>> START RECORDS SHOWN

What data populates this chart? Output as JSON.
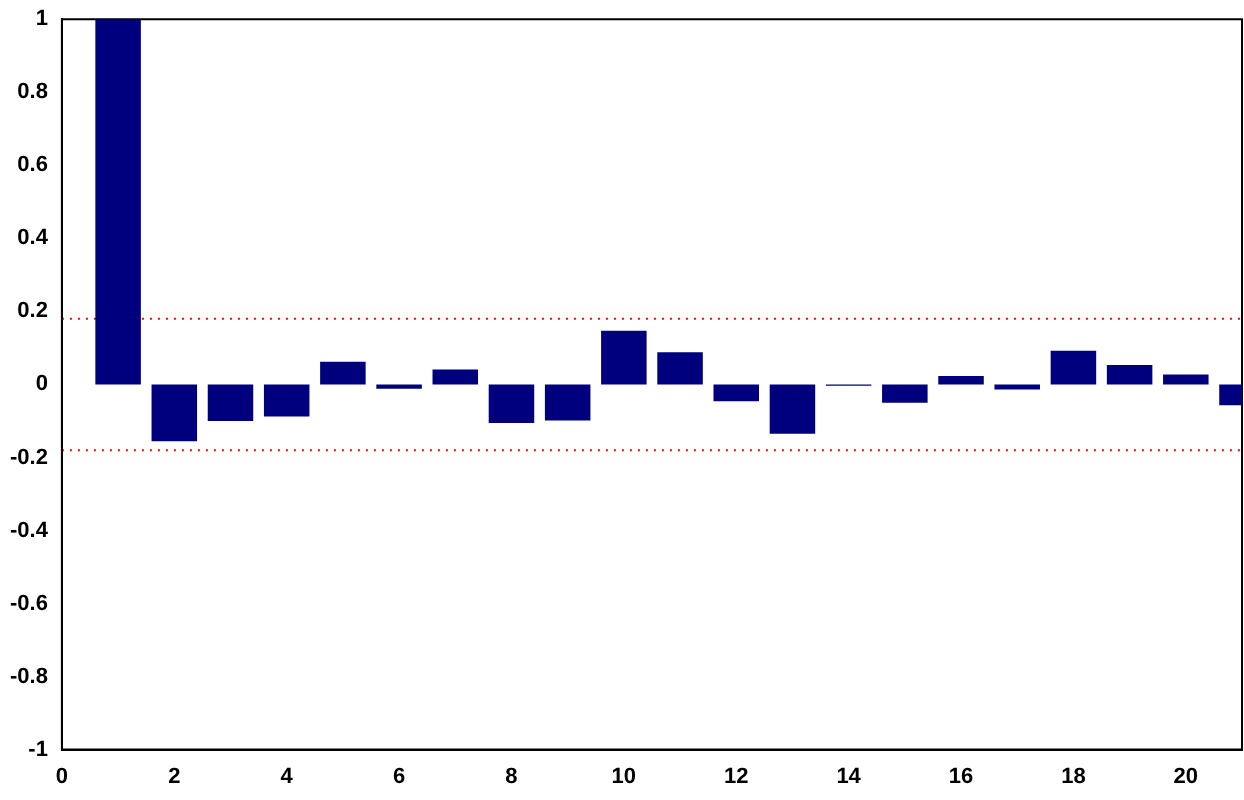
{
  "chart_data": {
    "type": "bar",
    "x": [
      1,
      2,
      3,
      4,
      5,
      6,
      7,
      8,
      9,
      10,
      11,
      12,
      13,
      14,
      15,
      16,
      17,
      18,
      19,
      20,
      21
    ],
    "values": [
      1,
      -0.156,
      -0.1,
      -0.088,
      0.062,
      -0.012,
      0.041,
      -0.106,
      -0.099,
      0.147,
      0.088,
      -0.046,
      -0.135,
      -0.004,
      -0.05,
      0.023,
      -0.014,
      0.092,
      0.053,
      0.027,
      -0.057
    ],
    "color": "#00007f",
    "xlim": [
      0,
      21
    ],
    "xticks": [
      0,
      2,
      4,
      6,
      8,
      10,
      12,
      14,
      16,
      18,
      20
    ],
    "ylim": [
      -1,
      1
    ],
    "yticks": [
      -1,
      -0.8,
      -0.6,
      -0.4,
      -0.2,
      0,
      0.2,
      0.4,
      0.6,
      0.8,
      1
    ],
    "grid": false,
    "legend": false,
    "ref_lines": [
      {
        "axis": "y",
        "value": 0.18,
        "color": "#ff0000",
        "line_style": "dotted"
      },
      {
        "axis": "y",
        "value": -0.18,
        "color": "#ff0000",
        "line_style": "dotted"
      }
    ]
  }
}
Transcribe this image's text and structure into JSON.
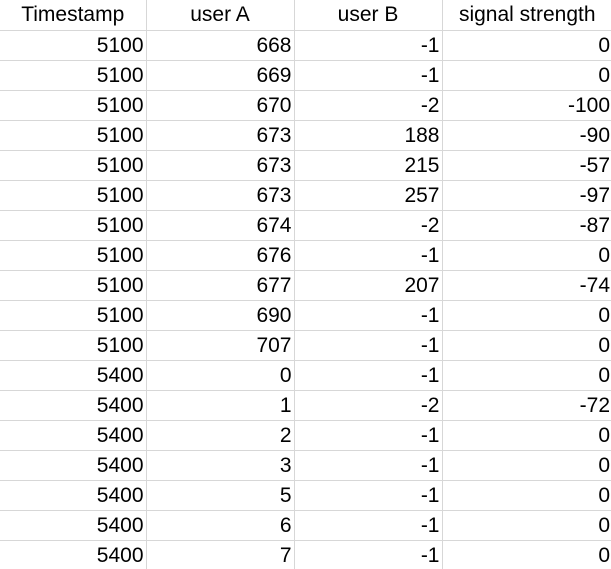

>> END RECORDS SHOWN

## [PROBLEM TO SOLVE]
Transcribe the records verbatim and omit the images.

## [SOLUTION FOR THIS EXERCISE]
What data populates this chart? Output as JSON.
{
  "chart_data": {
    "type": "bar",
    "x": [
      1,
      2,
      3,
      4,
      5,
      6,
      7,
      8,
      9,
      10,
      11,
      12,
      13,
      14,
      15,
      16,
      17,
      18,
      19,
      20,
      21
    ],
    "values": [
      1,
      -0.156,
      -0.1,
      -0.088,
      0.062,
      -0.012,
      0.041,
      -0.106,
      -0.099,
      0.147,
      0.088,
      -0.046,
      -0.135,
      -0.004,
      -0.05,
      0.023,
      -0.014,
      0.092,
      0.053,
      0.027,
      -0.057
    ],
    "color": "#00007f",
    "xlim": [
      0,
      21
    ],
    "xticks": [
      0,
      2,
      4,
      6,
      8,
      10,
      12,
      14,
      16,
      18,
      20
    ],
    "ylim": [
      -1,
      1
    ],
    "yticks": [
      -1,
      -0.8,
      -0.6,
      -0.4,
      -0.2,
      0,
      0.2,
      0.4,
      0.6,
      0.8,
      1
    ],
    "grid": false,
    "legend": false,
    "ref_lines": [
      {
        "axis": "y",
        "value": 0.18,
        "color": "#ff0000",
        "line_style": "dotted"
      },
      {
        "axis": "y",
        "value": -0.18,
        "color": "#ff0000",
        "line_style": "dotted"
      }
    ]
  }
}
Transcribe this image's text and structure into JSON.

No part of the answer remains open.